**Direction:** Write out all the material exactly. Leave nothing out.

────────────────────────────────────────

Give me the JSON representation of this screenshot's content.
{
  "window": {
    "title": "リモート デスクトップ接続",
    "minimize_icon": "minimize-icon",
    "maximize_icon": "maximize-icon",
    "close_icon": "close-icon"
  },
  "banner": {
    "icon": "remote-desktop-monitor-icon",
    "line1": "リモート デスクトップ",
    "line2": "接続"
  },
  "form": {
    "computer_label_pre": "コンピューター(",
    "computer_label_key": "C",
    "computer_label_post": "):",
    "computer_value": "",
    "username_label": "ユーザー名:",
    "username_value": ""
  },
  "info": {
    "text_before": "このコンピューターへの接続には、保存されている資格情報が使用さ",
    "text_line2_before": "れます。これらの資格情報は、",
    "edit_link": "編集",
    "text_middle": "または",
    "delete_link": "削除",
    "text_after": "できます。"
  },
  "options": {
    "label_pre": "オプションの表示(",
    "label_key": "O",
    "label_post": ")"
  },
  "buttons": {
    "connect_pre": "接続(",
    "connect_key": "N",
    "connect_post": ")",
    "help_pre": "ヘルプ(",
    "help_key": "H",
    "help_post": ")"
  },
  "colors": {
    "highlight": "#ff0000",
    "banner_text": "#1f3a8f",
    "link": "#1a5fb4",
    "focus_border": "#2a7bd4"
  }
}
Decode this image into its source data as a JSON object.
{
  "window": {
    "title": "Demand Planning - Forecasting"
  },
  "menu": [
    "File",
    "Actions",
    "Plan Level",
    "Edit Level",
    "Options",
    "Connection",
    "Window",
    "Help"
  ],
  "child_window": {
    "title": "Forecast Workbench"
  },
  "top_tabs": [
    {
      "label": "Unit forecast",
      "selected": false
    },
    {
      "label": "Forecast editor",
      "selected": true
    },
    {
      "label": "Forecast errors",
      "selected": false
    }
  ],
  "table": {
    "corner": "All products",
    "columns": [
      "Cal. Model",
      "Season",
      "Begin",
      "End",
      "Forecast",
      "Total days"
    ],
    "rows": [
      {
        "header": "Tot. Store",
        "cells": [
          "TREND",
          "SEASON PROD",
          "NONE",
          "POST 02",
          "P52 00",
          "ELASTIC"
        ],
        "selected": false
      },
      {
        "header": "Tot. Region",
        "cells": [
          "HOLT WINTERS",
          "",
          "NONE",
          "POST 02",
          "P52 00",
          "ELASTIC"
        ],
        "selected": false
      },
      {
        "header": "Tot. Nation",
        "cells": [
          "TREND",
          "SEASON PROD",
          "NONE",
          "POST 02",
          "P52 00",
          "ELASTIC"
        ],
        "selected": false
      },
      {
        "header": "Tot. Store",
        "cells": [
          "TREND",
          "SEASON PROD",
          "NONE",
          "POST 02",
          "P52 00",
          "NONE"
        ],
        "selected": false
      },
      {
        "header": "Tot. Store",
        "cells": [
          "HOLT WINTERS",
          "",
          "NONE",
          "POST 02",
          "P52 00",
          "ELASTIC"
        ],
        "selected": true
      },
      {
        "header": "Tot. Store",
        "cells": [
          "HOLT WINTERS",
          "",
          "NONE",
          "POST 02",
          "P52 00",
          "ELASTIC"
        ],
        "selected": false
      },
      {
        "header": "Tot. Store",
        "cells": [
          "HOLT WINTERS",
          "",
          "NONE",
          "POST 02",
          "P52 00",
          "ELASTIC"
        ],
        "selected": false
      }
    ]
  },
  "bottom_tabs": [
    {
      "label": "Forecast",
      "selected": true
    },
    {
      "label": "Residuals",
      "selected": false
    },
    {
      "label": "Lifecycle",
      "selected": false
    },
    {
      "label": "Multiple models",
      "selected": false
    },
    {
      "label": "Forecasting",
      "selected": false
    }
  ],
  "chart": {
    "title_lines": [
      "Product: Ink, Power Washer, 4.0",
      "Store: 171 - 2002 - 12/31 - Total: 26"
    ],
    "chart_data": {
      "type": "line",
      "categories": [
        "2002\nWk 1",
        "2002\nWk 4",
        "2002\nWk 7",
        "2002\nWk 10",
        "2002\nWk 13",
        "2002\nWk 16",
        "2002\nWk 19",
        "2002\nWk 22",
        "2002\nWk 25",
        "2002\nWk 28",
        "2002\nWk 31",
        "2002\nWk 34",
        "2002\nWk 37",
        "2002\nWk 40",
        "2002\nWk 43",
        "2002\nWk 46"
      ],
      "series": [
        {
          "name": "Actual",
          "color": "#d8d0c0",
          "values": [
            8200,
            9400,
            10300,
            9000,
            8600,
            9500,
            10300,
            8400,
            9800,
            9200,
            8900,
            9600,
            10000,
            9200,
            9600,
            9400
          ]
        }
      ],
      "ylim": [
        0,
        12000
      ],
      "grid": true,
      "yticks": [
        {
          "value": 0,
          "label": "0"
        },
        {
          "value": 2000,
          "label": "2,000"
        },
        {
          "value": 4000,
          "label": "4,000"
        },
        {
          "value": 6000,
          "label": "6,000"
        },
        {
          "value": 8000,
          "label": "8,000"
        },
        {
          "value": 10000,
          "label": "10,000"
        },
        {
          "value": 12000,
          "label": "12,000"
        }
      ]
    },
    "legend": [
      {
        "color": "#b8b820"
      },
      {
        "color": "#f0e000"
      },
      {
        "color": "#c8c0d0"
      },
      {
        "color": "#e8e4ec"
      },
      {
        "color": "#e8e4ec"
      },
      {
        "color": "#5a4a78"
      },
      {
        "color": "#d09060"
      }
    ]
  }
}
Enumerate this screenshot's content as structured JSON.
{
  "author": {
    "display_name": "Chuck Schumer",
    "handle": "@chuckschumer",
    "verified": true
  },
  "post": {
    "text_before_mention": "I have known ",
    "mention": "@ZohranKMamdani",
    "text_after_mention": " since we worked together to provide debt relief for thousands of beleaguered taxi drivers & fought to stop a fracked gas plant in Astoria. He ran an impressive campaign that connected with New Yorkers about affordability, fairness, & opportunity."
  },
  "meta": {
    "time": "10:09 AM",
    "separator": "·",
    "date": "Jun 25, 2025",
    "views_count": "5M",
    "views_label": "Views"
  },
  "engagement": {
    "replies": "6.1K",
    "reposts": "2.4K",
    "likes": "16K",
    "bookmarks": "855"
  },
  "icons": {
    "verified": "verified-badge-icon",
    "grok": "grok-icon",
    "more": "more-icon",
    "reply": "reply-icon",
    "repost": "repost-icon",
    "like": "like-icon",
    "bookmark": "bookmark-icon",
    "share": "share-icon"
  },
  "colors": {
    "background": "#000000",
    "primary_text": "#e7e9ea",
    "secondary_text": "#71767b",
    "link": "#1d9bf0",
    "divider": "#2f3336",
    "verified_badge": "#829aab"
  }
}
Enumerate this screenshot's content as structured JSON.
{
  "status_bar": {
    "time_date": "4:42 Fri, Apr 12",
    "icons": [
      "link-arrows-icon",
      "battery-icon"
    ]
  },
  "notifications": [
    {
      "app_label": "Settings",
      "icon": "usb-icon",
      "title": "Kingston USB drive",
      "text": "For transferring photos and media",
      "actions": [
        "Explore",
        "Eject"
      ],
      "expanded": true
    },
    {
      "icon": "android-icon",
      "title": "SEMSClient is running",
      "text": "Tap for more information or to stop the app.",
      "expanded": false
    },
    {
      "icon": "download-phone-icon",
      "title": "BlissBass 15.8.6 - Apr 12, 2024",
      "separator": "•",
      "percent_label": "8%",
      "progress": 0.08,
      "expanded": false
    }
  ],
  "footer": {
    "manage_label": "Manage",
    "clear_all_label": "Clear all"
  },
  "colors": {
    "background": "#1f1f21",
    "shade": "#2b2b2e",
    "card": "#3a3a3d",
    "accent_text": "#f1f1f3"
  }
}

────────────────────────────────────────

**Solution below:**
Give me the JSON representation of this screenshot's content.
{
  "window": {
    "title": "リモート デスクトップ接続",
    "minimize_icon": "minimize-icon",
    "maximize_icon": "maximize-icon",
    "close_icon": "close-icon"
  },
  "banner": {
    "icon": "remote-desktop-monitor-icon",
    "line1": "リモート デスクトップ",
    "line2": "接続"
  },
  "form": {
    "computer_label_pre": "コンピューター(",
    "computer_label_key": "C",
    "computer_label_post": "):",
    "computer_value": "",
    "username_label": "ユーザー名:",
    "username_value": ""
  },
  "info": {
    "text_before": "このコンピューターへの接続には、保存されている資格情報が使用さ",
    "text_line2_before": "れます。これらの資格情報は、",
    "edit_link": "編集",
    "text_middle": "または",
    "delete_link": "削除",
    "text_after": "できます。"
  },
  "options": {
    "label_pre": "オプションの表示(",
    "label_key": "O",
    "label_post": ")"
  },
  "buttons": {
    "connect_pre": "接続(",
    "connect_key": "N",
    "connect_post": ")",
    "help_pre": "ヘルプ(",
    "help_key": "H",
    "help_post": ")"
  },
  "colors": {
    "highlight": "#ff0000",
    "banner_text": "#1f3a8f",
    "link": "#1a5fb4",
    "focus_border": "#2a7bd4"
  }
}
Decode this image into its source data as a JSON object.
{
  "window": {
    "title": "Demand Planning - Forecasting"
  },
  "menu": [
    "File",
    "Actions",
    "Plan Level",
    "Edit Level",
    "Options",
    "Connection",
    "Window",
    "Help"
  ],
  "child_window": {
    "title": "Forecast Workbench"
  },
  "top_tabs": [
    {
      "label": "Unit forecast",
      "selected": false
    },
    {
      "label": "Forecast editor",
      "selected": true
    },
    {
      "label": "Forecast errors",
      "selected": false
    }
  ],
  "table": {
    "corner": "All products",
    "columns": [
      "Cal. Model",
      "Season",
      "Begin",
      "End",
      "Forecast",
      "Total days"
    ],
    "rows": [
      {
        "header": "Tot. Store",
        "cells": [
          "TREND",
          "SEASON PROD",
          "NONE",
          "POST 02",
          "P52 00",
          "ELASTIC"
        ],
        "selected": false
      },
      {
        "header": "Tot. Region",
        "cells": [
          "HOLT WINTERS",
          "",
          "NONE",
          "POST 02",
          "P52 00",
          "ELASTIC"
        ],
        "selected": false
      },
      {
        "header": "Tot. Nation",
        "cells": [
          "TREND",
          "SEASON PROD",
          "NONE",
          "POST 02",
          "P52 00",
          "ELASTIC"
        ],
        "selected": false
      },
      {
        "header": "Tot. Store",
        "cells": [
          "TREND",
          "SEASON PROD",
          "NONE",
          "POST 02",
          "P52 00",
          "NONE"
        ],
        "selected": false
      },
      {
        "header": "Tot. Store",
        "cells": [
          "HOLT WINTERS",
          "",
          "NONE",
          "POST 02",
          "P52 00",
          "ELASTIC"
        ],
        "selected": true
      },
      {
        "header": "Tot. Store",
        "cells": [
          "HOLT WINTERS",
          "",
          "NONE",
          "POST 02",
          "P52 00",
          "ELASTIC"
        ],
        "selected": false
      },
      {
        "header": "Tot. Store",
        "cells": [
          "HOLT WINTERS",
          "",
          "NONE",
          "POST 02",
          "P52 00",
          "ELASTIC"
        ],
        "selected": false
      }
    ]
  },
  "bottom_tabs": [
    {
      "label": "Forecast",
      "selected": true
    },
    {
      "label": "Residuals",
      "selected": false
    },
    {
      "label": "Lifecycle",
      "selected": false
    },
    {
      "label": "Multiple models",
      "selected": false
    },
    {
      "label": "Forecasting",
      "selected": false
    }
  ],
  "chart": {
    "title_lines": [
      "Product: Ink, Power Washer, 4.0",
      "Store: 171 - 2002 - 12/31 - Total: 26"
    ],
    "chart_data": {
      "type": "line",
      "categories": [
        "2002\nWk 1",
        "2002\nWk 4",
        "2002\nWk 7",
        "2002\nWk 10",
        "2002\nWk 13",
        "2002\nWk 16",
        "2002\nWk 19",
        "2002\nWk 22",
        "2002\nWk 25",
        "2002\nWk 28",
        "2002\nWk 31",
        "2002\nWk 34",
        "2002\nWk 37",
        "2002\nWk 40",
        "2002\nWk 43",
        "2002\nWk 46"
      ],
      "series": [
        {
          "name": "Actual",
          "color": "#d8d0c0",
          "values": [
            8200,
            9400,
            10300,
            9000,
            8600,
            9500,
            10300,
            8400,
            9800,
            9200,
            8900,
            9600,
            10000,
            9200,
            9600,
            9400
          ]
        }
      ],
      "ylim": [
        0,
        12000
      ],
      "grid": true,
      "yticks": [
        {
          "value": 0,
          "label": "0"
        },
        {
          "value": 2000,
          "label": "2,000"
        },
        {
          "value": 4000,
          "label": "4,000"
        },
        {
          "value": 6000,
          "label": "6,000"
        },
        {
          "value": 8000,
          "label": "8,000"
        },
        {
          "value": 10000,
          "label": "10,000"
        },
        {
          "value": 12000,
          "label": "12,000"
        }
      ]
    },
    "legend": [
      {
        "color": "#b8b820"
      },
      {
        "color": "#f0e000"
      },
      {
        "color": "#c8c0d0"
      },
      {
        "color": "#e8e4ec"
      },
      {
        "color": "#e8e4ec"
      },
      {
        "color": "#5a4a78"
      },
      {
        "color": "#d09060"
      }
    ]
  }
}
Enumerate this screenshot's content as structured JSON.
{
  "author": {
    "display_name": "Chuck Schumer",
    "handle": "@chuckschumer",
    "verified": true
  },
  "post": {
    "text_before_mention": "I have known ",
    "mention": "@ZohranKMamdani",
    "text_after_mention": " since we worked together to provide debt relief for thousands of beleaguered taxi drivers & fought to stop a fracked gas plant in Astoria. He ran an impressive campaign that connected with New Yorkers about affordability, fairness, & opportunity."
  },
  "meta": {
    "time": "10:09 AM",
    "separator": "·",
    "date": "Jun 25, 2025",
    "views_count": "5M",
    "views_label": "Views"
  },
  "engagement": {
    "replies": "6.1K",
    "reposts": "2.4K",
    "likes": "16K",
    "bookmarks": "855"
  },
  "icons": {
    "verified": "verified-badge-icon",
    "grok": "grok-icon",
    "more": "more-icon",
    "reply": "reply-icon",
    "repost": "repost-icon",
    "like": "like-icon",
    "bookmark": "bookmark-icon",
    "share": "share-icon"
  },
  "colors": {
    "background": "#000000",
    "primary_text": "#e7e9ea",
    "secondary_text": "#71767b",
    "link": "#1d9bf0",
    "divider": "#2f3336",
    "verified_badge": "#829aab"
  }
}
Enumerate this screenshot's content as structured JSON.
{
  "status_bar": {
    "time_date": "4:42 Fri, Apr 12",
    "icons": [
      "link-arrows-icon",
      "battery-icon"
    ]
  },
  "notifications": [
    {
      "app_label": "Settings",
      "icon": "usb-icon",
      "title": "Kingston USB drive",
      "text": "For transferring photos and media",
      "actions": [
        "Explore",
        "Eject"
      ],
      "expanded": true
    },
    {
      "icon": "android-icon",
      "title": "SEMSClient is running",
      "text": "Tap for more information or to stop the app.",
      "expanded": false
    },
    {
      "icon": "download-phone-icon",
      "title": "BlissBass 15.8.6 - Apr 12, 2024",
      "separator": "•",
      "percent_label": "8%",
      "progress": 0.08,
      "expanded": false
    }
  ],
  "footer": {
    "manage_label": "Manage",
    "clear_all_label": "Clear all"
  },
  "colors": {
    "background": "#1f1f21",
    "shade": "#2b2b2e",
    "card": "#3a3a3d",
    "accent_text": "#f1f1f3"
  }
}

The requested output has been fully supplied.